* BEGIN *

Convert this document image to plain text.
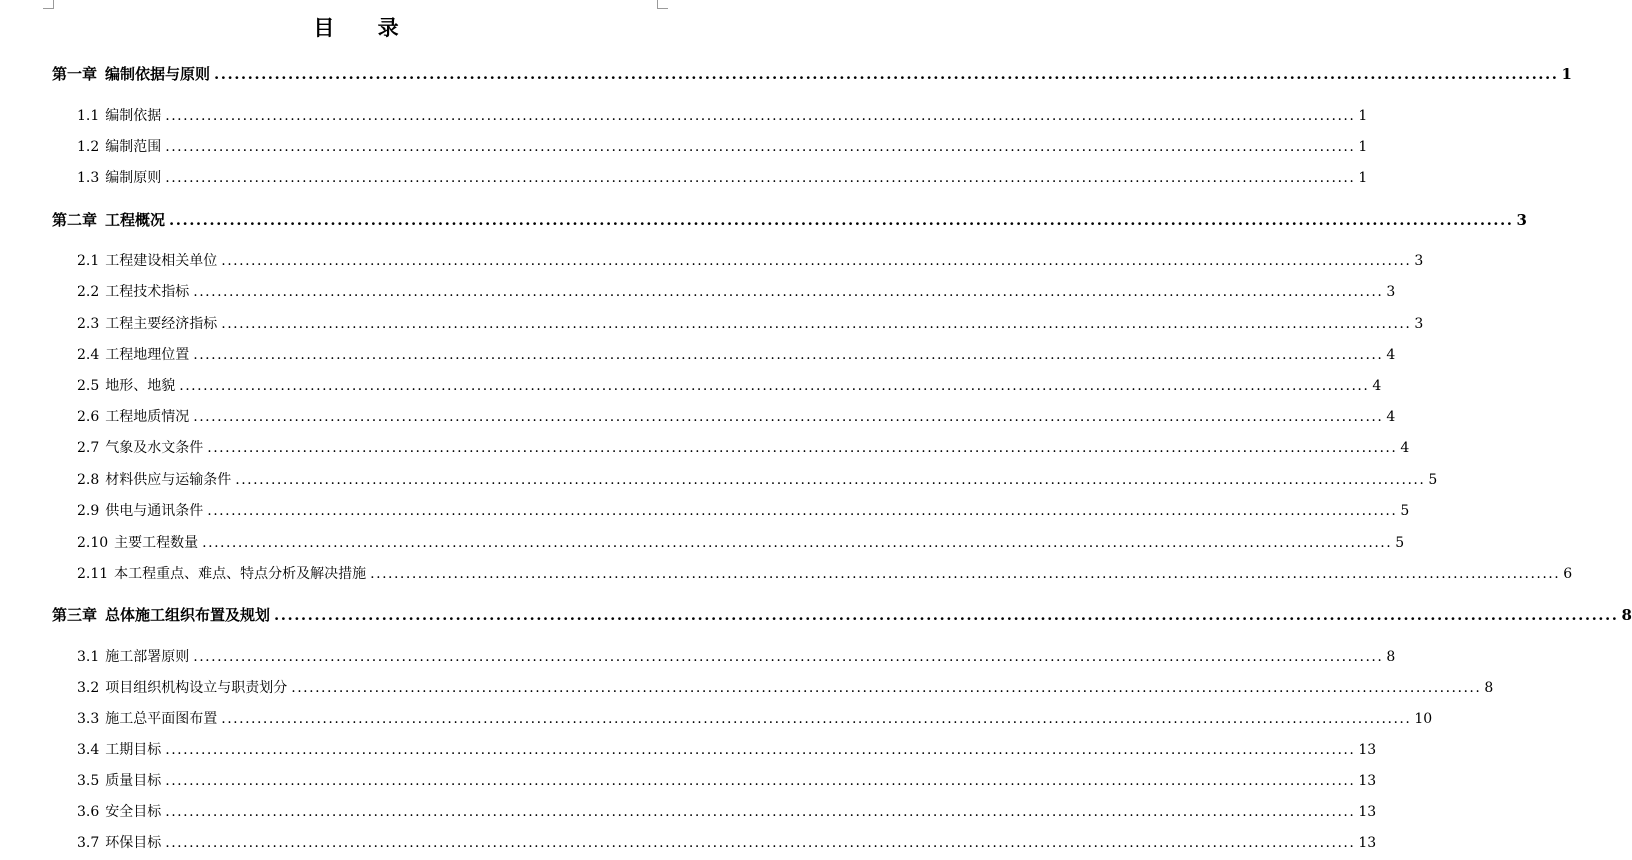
目 录
第一章 编制依据与原则 ........................................................................................................................................................................................................ 1
1.1 编制依据 ........................................................................................................................................................................................................ 1
1.2 编制范围 ........................................................................................................................................................................................................ 1
1.3 编制原则 ........................................................................................................................................................................................................ 1
第二章 工程概况 ........................................................................................................................................................................................................ 3
2.1 工程建设相关单位 ........................................................................................................................................................................................................ 3
2.2 工程技术指标 ........................................................................................................................................................................................................ 3
2.3 工程主要经济指标 ........................................................................................................................................................................................................ 3
2.4 工程地理位置 ........................................................................................................................................................................................................ 4
2.5 地形、地貌 ........................................................................................................................................................................................................ 4
2.6 工程地质情况 ........................................................................................................................................................................................................ 4
2.7 气象及水文条件 ........................................................................................................................................................................................................ 4
2.8 材料供应与运输条件 ........................................................................................................................................................................................................ 5
2.9 供电与通讯条件 ........................................................................................................................................................................................................ 5
2.10 主要工程数量 ........................................................................................................................................................................................................ 5
2.11 本工程重点、难点、特点分析及解决措施 ........................................................................................................................................................................................................ 6
第三章 总体施工组织布置及规划 ........................................................................................................................................................................................................ 8
3.1 施工部署原则 ........................................................................................................................................................................................................ 8
3.2 项目组织机构设立与职责划分 ........................................................................................................................................................................................................ 8
3.3 施工总平面图布置 ........................................................................................................................................................................................................ 10
3.4 工期目标 ........................................................................................................................................................................................................ 13
3.5 质量目标 ........................................................................................................................................................................................................ 13
3.6 安全目标 ........................................................................................................................................................................................................ 13
3.7 环保目标 ........................................................................................................................................................................................................ 13
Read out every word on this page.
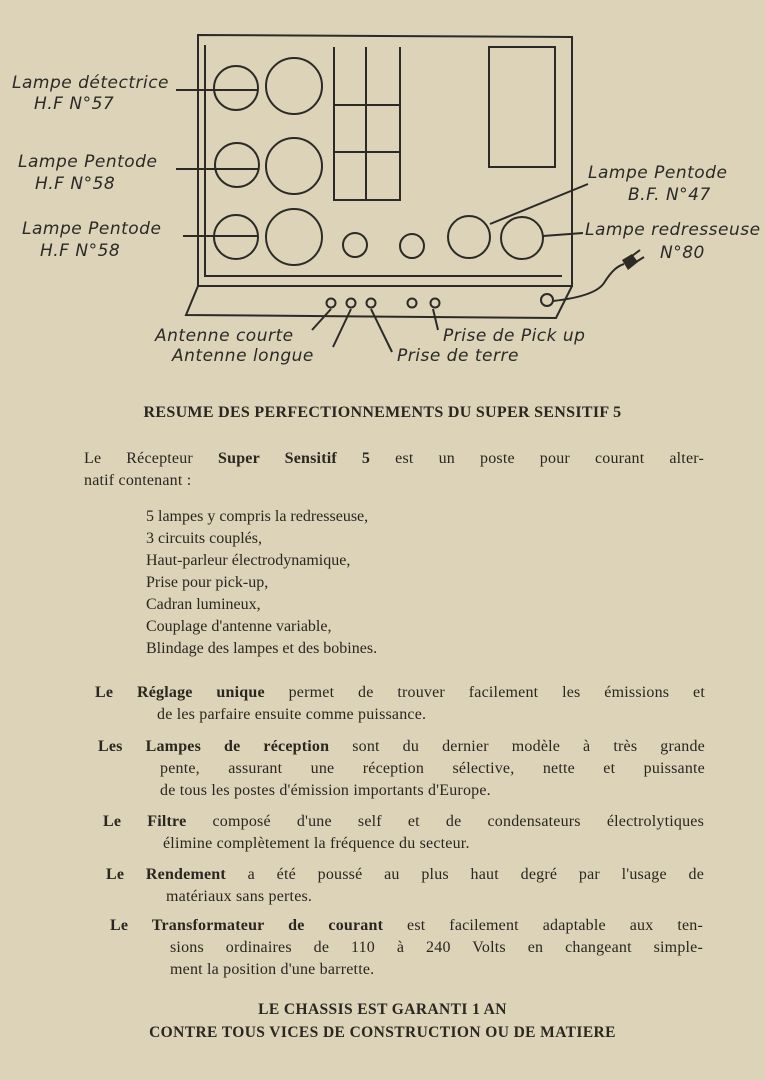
Lampe détectrice
H.F N°57
Lampe Pentode
H.F N°58
Lampe Pentode
H.F N°58
Lampe Pentode
B.F. N°47
Lampe redresseuse
N°80
Antenne courte
Antenne longue
Prise de Pick up
Prise de terre
RESUME DES PERFECTIONNEMENTS DU SUPER SENSITIF 5
Le Récepteur Super Sensitif 5 est un poste pour courant alter-
natif contenant :
5 lampes y compris la redresseuse,
3 circuits couplés,
Haut-parleur électrodynamique,
Prise pour pick-up,
Cadran lumineux,
Couplage d'antenne variable,
Blindage des lampes et des bobines.
Le Réglage unique permet de trouver facilement les émissions et
de les parfaire ensuite comme puissance.
Les Lampes de réception sont du dernier modèle à très grande
pente, assurant une réception sélective, nette et puissante
de tous les postes d'émission importants d'Europe.
Le Filtre composé d'une self et de condensateurs électrolytiques
élimine complètement la fréquence du secteur.
Le Rendement a été poussé au plus haut degré par l'usage de
matériaux sans pertes.
Le Transformateur de courant est facilement adaptable aux ten-
sions ordinaires de 110 à 240 Volts en changeant simple-
ment la position d'une barrette.
LE CHASSIS EST GARANTI 1 AN
CONTRE TOUS VICES DE CONSTRUCTION OU DE MATIERE
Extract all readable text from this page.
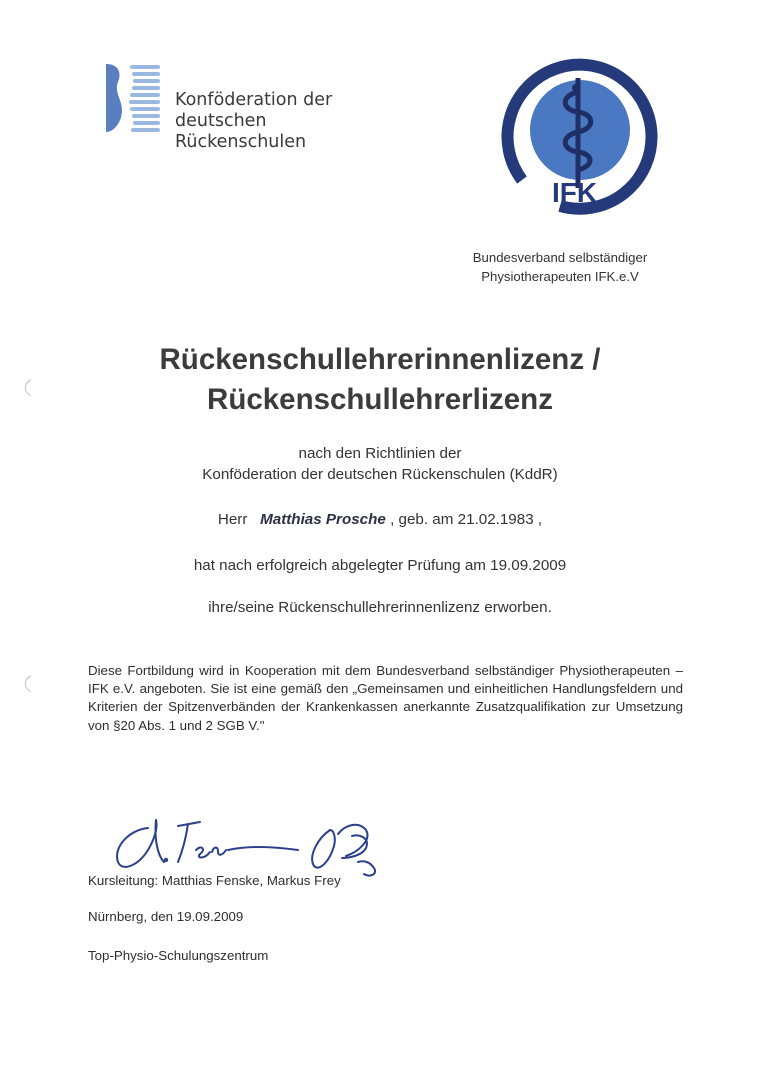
Konföderation der
deutschen Rückenschulen
IFK
Bundesverband selbständiger
Physiotherapeuten IFK.e.V
Rückenschullehrerinnenlizenz /
Rückenschullehrerlizenz
nach den Richtlinien der
Konföderation der deutschen Rückenschulen (KddR)
Herr Matthias Prosche , geb. am 21.02.1983 ,
hat nach erfolgreich abgelegter Prüfung am 19.09.2009
ihre/seine Rückenschullehrerinnenlizenz erworben.
Diese Fortbildung wird in Kooperation mit dem Bundesverband selbständiger Physiotherapeuten – IFK e.V. angeboten. Sie ist eine gemäß den „Gemeinsamen und einheitlichen Handlungsfeldern und Kriterien der Spitzenverbänden der Krankenkassen anerkannte Zusatzqualifikation zur Umsetzung von §20 Abs. 1 und 2 SGB V."
Kursleitung: Matthias Fenske, Markus Frey
Nürnberg, den 19.09.2009
Top-Physio-Schulungszentrum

* END *

• [Task to carry out]:
Look over the material above and show each line where "nach" appears.

• [Solution]:
nach den Richtlinien der
hat nach erfolgreich abgelegter Prüfung am 19.09.2009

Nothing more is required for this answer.